» Instructions to follow
Copy everything in the data below exactly except the pictures.
─── Given records ───
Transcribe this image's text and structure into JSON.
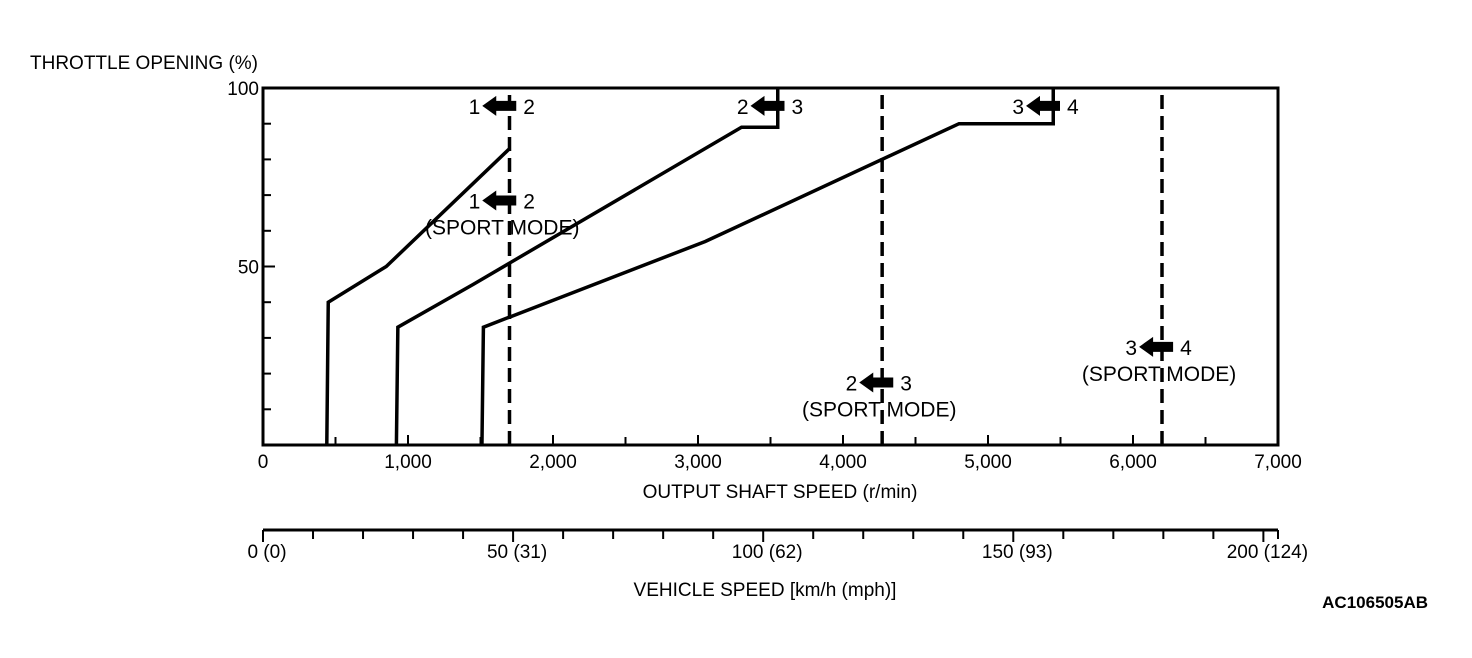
{
  "chart_data": {
    "type": "line",
    "ylabel": "THROTTLE OPENING (%)",
    "xlabel": "OUTPUT SHAFT SPEED (r/min)",
    "secondary_xlabel": "VEHICLE SPEED [km/h (mph)]",
    "xlim": [
      0,
      7000
    ],
    "ylim": [
      0,
      100
    ],
    "x_ticks": [
      "0",
      "1,000",
      "2,000",
      "3,000",
      "4,000",
      "5,000",
      "6,000",
      "7,000"
    ],
    "y_ticks": [
      "50",
      "100"
    ],
    "vehicle_ticks": [
      "0 (0)",
      "50 (31)",
      "100 (62)",
      "150 (93)",
      "200 (124)"
    ],
    "grid": false,
    "series": [
      {
        "shift_from": "1",
        "shift_to": "2",
        "style": "solid",
        "points": [
          [
            440,
            0
          ],
          [
            450,
            40
          ],
          [
            850,
            50
          ],
          [
            1700,
            83
          ]
        ]
      },
      {
        "shift_from": "2",
        "shift_to": "3",
        "style": "solid",
        "points": [
          [
            920,
            0
          ],
          [
            930,
            33
          ],
          [
            1450,
            45
          ],
          [
            3300,
            89
          ],
          [
            3550,
            89
          ],
          [
            3550,
            100
          ]
        ]
      },
      {
        "shift_from": "3",
        "shift_to": "4",
        "style": "solid",
        "points": [
          [
            1510,
            0
          ],
          [
            1520,
            33
          ],
          [
            3050,
            57
          ],
          [
            4800,
            90
          ],
          [
            5450,
            90
          ],
          [
            5450,
            100
          ]
        ]
      },
      {
        "shift_from": "1",
        "shift_to": "2",
        "mode": "(SPORT MODE)",
        "style": "dashed",
        "points": [
          [
            1700,
            0
          ],
          [
            1700,
            100
          ]
        ]
      },
      {
        "shift_from": "2",
        "shift_to": "3",
        "mode": "(SPORT MODE)",
        "style": "dashed",
        "points": [
          [
            4270,
            0
          ],
          [
            4270,
            100
          ]
        ]
      },
      {
        "shift_from": "3",
        "shift_to": "4",
        "mode": "(SPORT MODE)",
        "style": "dashed",
        "points": [
          [
            6200,
            0
          ],
          [
            6200,
            100
          ]
        ]
      }
    ],
    "annotations": [
      {
        "from": "1",
        "to": "2",
        "x": 1650,
        "y": 95,
        "mode": ""
      },
      {
        "from": "2",
        "to": "3",
        "x": 3500,
        "y": 95,
        "mode": ""
      },
      {
        "from": "3",
        "to": "4",
        "x": 5400,
        "y": 95,
        "mode": ""
      },
      {
        "from": "1",
        "to": "2",
        "x": 1650,
        "y": 68.5,
        "mode": "(SPORT MODE)"
      },
      {
        "from": "2",
        "to": "3",
        "x": 4250,
        "y": 17.5,
        "mode": "(SPORT MODE)"
      },
      {
        "from": "3",
        "to": "4",
        "x": 6180,
        "y": 27.5,
        "mode": "(SPORT MODE)"
      }
    ]
  },
  "reference_code": "AC106505AB"
}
───
» Worked answer
Transcribe this image's text and structure into JSON.
{
  "chart_data": {
    "type": "line",
    "ylabel": "THROTTLE OPENING (%)",
    "xlabel": "OUTPUT SHAFT SPEED (r/min)",
    "secondary_xlabel": "VEHICLE SPEED [km/h (mph)]",
    "xlim": [
      0,
      7000
    ],
    "ylim": [
      0,
      100
    ],
    "x_ticks": [
      "0",
      "1,000",
      "2,000",
      "3,000",
      "4,000",
      "5,000",
      "6,000",
      "7,000"
    ],
    "y_ticks": [
      "50",
      "100"
    ],
    "vehicle_ticks": [
      "0 (0)",
      "50 (31)",
      "100 (62)",
      "150 (93)",
      "200 (124)"
    ],
    "grid": false,
    "series": [
      {
        "shift_from": "1",
        "shift_to": "2",
        "style": "solid",
        "points": [
          [
            440,
            0
          ],
          [
            450,
            40
          ],
          [
            850,
            50
          ],
          [
            1700,
            83
          ]
        ]
      },
      {
        "shift_from": "2",
        "shift_to": "3",
        "style": "solid",
        "points": [
          [
            920,
            0
          ],
          [
            930,
            33
          ],
          [
            1450,
            45
          ],
          [
            3300,
            89
          ],
          [
            3550,
            89
          ],
          [
            3550,
            100
          ]
        ]
      },
      {
        "shift_from": "3",
        "shift_to": "4",
        "style": "solid",
        "points": [
          [
            1510,
            0
          ],
          [
            1520,
            33
          ],
          [
            3050,
            57
          ],
          [
            4800,
            90
          ],
          [
            5450,
            90
          ],
          [
            5450,
            100
          ]
        ]
      },
      {
        "shift_from": "1",
        "shift_to": "2",
        "mode": "(SPORT MODE)",
        "style": "dashed",
        "points": [
          [
            1700,
            0
          ],
          [
            1700,
            100
          ]
        ]
      },
      {
        "shift_from": "2",
        "shift_to": "3",
        "mode": "(SPORT MODE)",
        "style": "dashed",
        "points": [
          [
            4270,
            0
          ],
          [
            4270,
            100
          ]
        ]
      },
      {
        "shift_from": "3",
        "shift_to": "4",
        "mode": "(SPORT MODE)",
        "style": "dashed",
        "points": [
          [
            6200,
            0
          ],
          [
            6200,
            100
          ]
        ]
      }
    ],
    "annotations": [
      {
        "from": "1",
        "to": "2",
        "x": 1650,
        "y": 95,
        "mode": ""
      },
      {
        "from": "2",
        "to": "3",
        "x": 3500,
        "y": 95,
        "mode": ""
      },
      {
        "from": "3",
        "to": "4",
        "x": 5400,
        "y": 95,
        "mode": ""
      },
      {
        "from": "1",
        "to": "2",
        "x": 1650,
        "y": 68.5,
        "mode": "(SPORT MODE)"
      },
      {
        "from": "2",
        "to": "3",
        "x": 4250,
        "y": 17.5,
        "mode": "(SPORT MODE)"
      },
      {
        "from": "3",
        "to": "4",
        "x": 6180,
        "y": 27.5,
        "mode": "(SPORT MODE)"
      }
    ]
  },
  "reference_code": "AC106505AB"
}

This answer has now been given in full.